Material for this exercise:
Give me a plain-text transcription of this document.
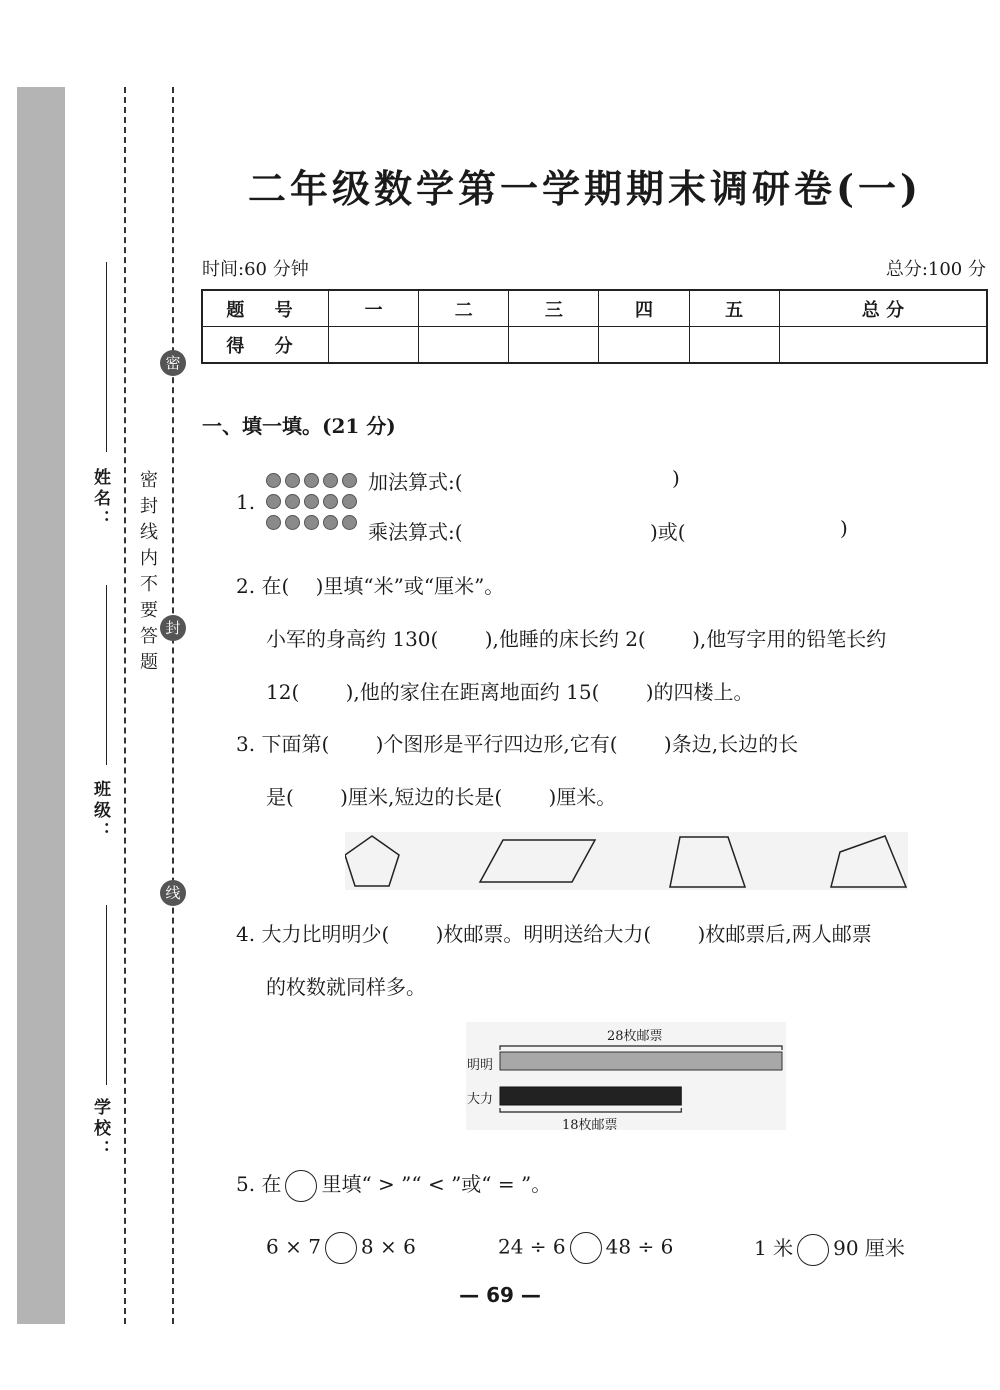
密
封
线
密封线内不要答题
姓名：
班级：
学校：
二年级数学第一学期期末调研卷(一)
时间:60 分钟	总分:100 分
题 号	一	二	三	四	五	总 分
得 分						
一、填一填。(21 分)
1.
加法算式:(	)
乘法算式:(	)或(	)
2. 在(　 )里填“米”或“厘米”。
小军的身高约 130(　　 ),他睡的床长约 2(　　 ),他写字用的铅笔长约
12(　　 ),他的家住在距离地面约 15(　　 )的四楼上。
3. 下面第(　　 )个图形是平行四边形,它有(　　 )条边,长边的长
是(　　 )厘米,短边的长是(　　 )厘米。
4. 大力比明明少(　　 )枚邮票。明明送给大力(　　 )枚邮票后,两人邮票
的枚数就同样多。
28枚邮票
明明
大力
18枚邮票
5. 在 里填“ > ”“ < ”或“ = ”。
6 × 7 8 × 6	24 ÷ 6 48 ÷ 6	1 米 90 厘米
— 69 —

What needs to be done: The records shown above are to be repeated exactly, with the pictures left out.

Solution:
Give me a plain-text transcription of this document.
密
封
线
密封线内不要答题
姓名：
班级：
学校：
二年级数学第一学期期末调研卷(一)
时间:60 分钟	总分:100 分
题 号	一	二	三	四	五	总 分
得 分						
一、填一填。(21 分)
1.
加法算式:(	)
乘法算式:(	)或(	)
2. 在(　 )里填“米”或“厘米”。
小军的身高约 130(　　 ),他睡的床长约 2(　　 ),他写字用的铅笔长约
12(　　 ),他的家住在距离地面约 15(　　 )的四楼上。
3. 下面第(　　 )个图形是平行四边形,它有(　　 )条边,长边的长
是(　　 )厘米,短边的长是(　　 )厘米。
4. 大力比明明少(　　 )枚邮票。明明送给大力(　　 )枚邮票后,两人邮票
的枚数就同样多。
28枚邮票
明明
大力
18枚邮票
5. 在 里填“ > ”“ < ”或“ = ”。
6 × 7 8 × 6	24 ÷ 6 48 ÷ 6	1 米 90 厘米
— 69 —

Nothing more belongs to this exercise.